▶ [TÂCHES À RÉALISER]
1) D'après la chronique sur l'Algérie et la transition, pourquoi le monde arabe connaît-il son « moment berlinois » ? Répondez en une à trois phrases.
2) Indiquez si chacun des énoncés suivants s'accorde avec la chronique sur l'Algérie et la transition, en répondant par oui ou par non et en citant les mots décisifs du texte. (a) Le départ de Moubarak a déjà eu lieu. (b) Les événements de Tunisie et d'Égypte sont présentés comme liés. (c) Les régimes pourront continuer à tenir leurs populations d'une main de fer.

▶ [TEXTE SOURCE]
⁂

La chronique du blédard : L'Algérie attend la transition
Le Quotidien d'Oran, jeudi 3 février 2011
Akram Belkaïd,Paris
Le monde arabe connaît enfin son moment berlinois. Il en faudra d'autres pour qu'il arrache tous ses droits mais, pour reprendre une expression en vogue, c'est d'ores et déjà le mur de la peur qui vient de s'effondrer. Certes, on dira que rien n'est joué, que la révolution tunisienne est fragile, que l'Egypte peut basculer dans le chaos : qu'importe ! Voici venu le temps tant attendu de la liberté. Comment croire que l'Algérie peut rester imperméable à cette gigantesque espérance ? Qui peut penser que le départ de Ben Ali, demain celui de Moubarak, n'aura pas de conséquences sur l'avenir de notre pays ? Il faudrait être aveugle pour ne pas voir que le monde arabe entre dans une nouvelle phase, celle de la fin de la période post-coloniale. Un tournant où les régimes ne pourront plus tenir leurs populations d'une main de fer. Il n'y a pas de hasard. Ce qui vient de se passer en Tunisie et ce qui se passe actuellement en Egypte sont liés tout comme ce qui se passe au Yémen ou ce qui se passera ailleurs, de Rabat à Mascate.

⁂

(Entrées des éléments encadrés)
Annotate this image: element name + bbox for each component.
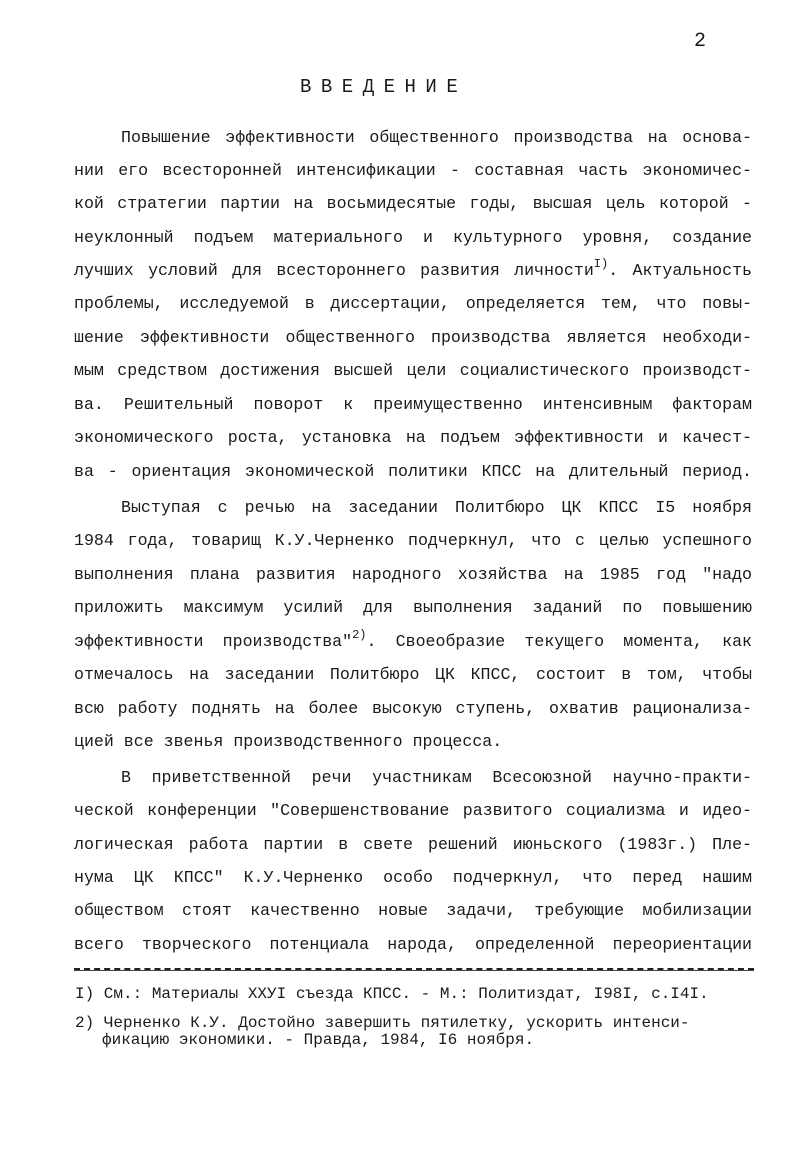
text-line bbox=[74, 226, 752, 250]
text-segment: Выступая с речью на заседании Политбюро ЦК КПСС I5 ноября bbox=[121, 498, 752, 517]
text-segment: ческой конференции "Совершенствование развитого социализма и идео- bbox=[74, 801, 752, 820]
text-line bbox=[74, 460, 752, 484]
footnote-ref: I) bbox=[593, 257, 609, 271]
text-line bbox=[74, 159, 752, 183]
text-segment: логическая работа партии в свете решений июньского (1983г.) Пле- bbox=[74, 835, 752, 854]
text-line bbox=[74, 192, 752, 216]
text-segment: проблемы, исследуемой в диссертации, определяется тем, что повы- bbox=[74, 294, 752, 313]
text-segment: эффективности производства" bbox=[74, 632, 353, 651]
text-segment: мым средством достижения высшей цели социалистического производст- bbox=[74, 361, 752, 380]
text-segment: 1984 года, товарищ К.У.Черненко подчеркнул, что с целью успешного bbox=[74, 531, 752, 550]
text-segment: обществом стоят качественно новые задачи, требующие мобилизации bbox=[74, 901, 752, 920]
text-segment: Повышение эффективности общественного производства на основа- bbox=[121, 128, 752, 147]
text-segment: . Актуальность bbox=[608, 261, 752, 280]
text-segment: В приветственной речи участникам Всесоюзной научно-практи- bbox=[121, 768, 752, 787]
text-line bbox=[74, 563, 752, 587]
text-line bbox=[74, 833, 752, 857]
text-line bbox=[74, 359, 752, 383]
text-segment: отмечалось на заседании Политбюро ЦК КПСС, состоит в том, чтобы bbox=[74, 665, 752, 684]
text-segment: . Своеобразие текущего момента, как bbox=[366, 632, 752, 651]
text-line bbox=[74, 899, 752, 923]
text-line bbox=[74, 933, 752, 957]
text-segment: шение эффективности общественного производства является необходи- bbox=[74, 328, 752, 347]
text-line bbox=[74, 426, 752, 450]
text-segment: кой стратегии партии на восьмидесятые годы, высшая цель которой - bbox=[74, 194, 752, 213]
text-segment: лучших условий для всестороннего развития личности bbox=[74, 261, 594, 280]
text-segment: приложить максимум усилий для выполнения заданий по повышению bbox=[74, 598, 752, 617]
section-title: ВВЕДЕНИЕ bbox=[300, 76, 468, 98]
text-segment: всю работу поднять на более высокую ступень, охватив рационализа- bbox=[74, 699, 752, 718]
footnote-line: 2) Черненко К.У. Достойно завершить пятилетку, ускорить интенси- bbox=[75, 1014, 690, 1032]
text-line bbox=[74, 393, 752, 417]
text-segment: ва. Решительный поворот к преимущественно интенсивным факторам bbox=[74, 395, 752, 414]
text-line bbox=[74, 730, 752, 754]
text-segment: нии его всесторонней интенсификации - составная часть экономичес- bbox=[74, 161, 752, 180]
text-line bbox=[74, 866, 752, 890]
text-line bbox=[74, 630, 752, 654]
text-segment: всего творческого потенциала народа, определенной переориентации bbox=[74, 935, 752, 954]
text-line bbox=[121, 496, 752, 520]
text-line bbox=[74, 799, 752, 823]
text-segment: выполнения плана развития народного хозяйства на 1985 год "надо bbox=[74, 565, 752, 584]
text-line bbox=[74, 596, 752, 620]
text-segment: нума ЦК КПСС" К.У.Черненко особо подчеркнул, что перед нашим bbox=[74, 868, 752, 887]
text-line bbox=[74, 663, 752, 687]
text-line bbox=[74, 529, 752, 553]
text-line bbox=[121, 766, 752, 790]
footnote-ref: 2) bbox=[352, 628, 367, 642]
text-line bbox=[121, 126, 752, 150]
footnote-line: фикацию экономики. - Правда, 1984, I6 ноября. bbox=[102, 1031, 535, 1049]
page-number: 2 bbox=[694, 30, 707, 53]
text-line bbox=[74, 259, 752, 283]
footnote-divider bbox=[74, 968, 754, 971]
text-segment: цией все звенья производственного процесса. bbox=[74, 732, 503, 751]
text-line bbox=[74, 292, 752, 316]
text-segment: экономического роста, установка на подъем эффективности и качест- bbox=[74, 428, 752, 447]
text-segment: неуклонный подъем материального и культурного уровня, создание bbox=[74, 228, 752, 247]
text-segment: ва - ориентация экономической политики КПСС на длительный период. bbox=[74, 462, 752, 481]
footnote-line: I) См.: Материалы XXУI съезда КПСС. - М.: Политиздат, I98I, с.I4I. bbox=[75, 985, 709, 1003]
text-line bbox=[74, 697, 752, 721]
text-line bbox=[74, 326, 752, 350]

⁂

▶ [RÉSULTATS DE L'EXERCICE]
1) Le monde arabe connaît son « moment berlinois » parce que « le mur de la peur » vient de s'effondrer. Il faudra d'autres moments pour qu'il arrache tous ses droits.

2)
(a) Non : « le départ de Ben Ali, demain celui de Moubarak ».
(b) Oui : « Ce qui vient de se passer en Tunisie et ce qui se passe actuellement en Egypte sont liés ».
(c) Non : « les régimes ne pourront plus tenir leurs populations d'une main de fer ».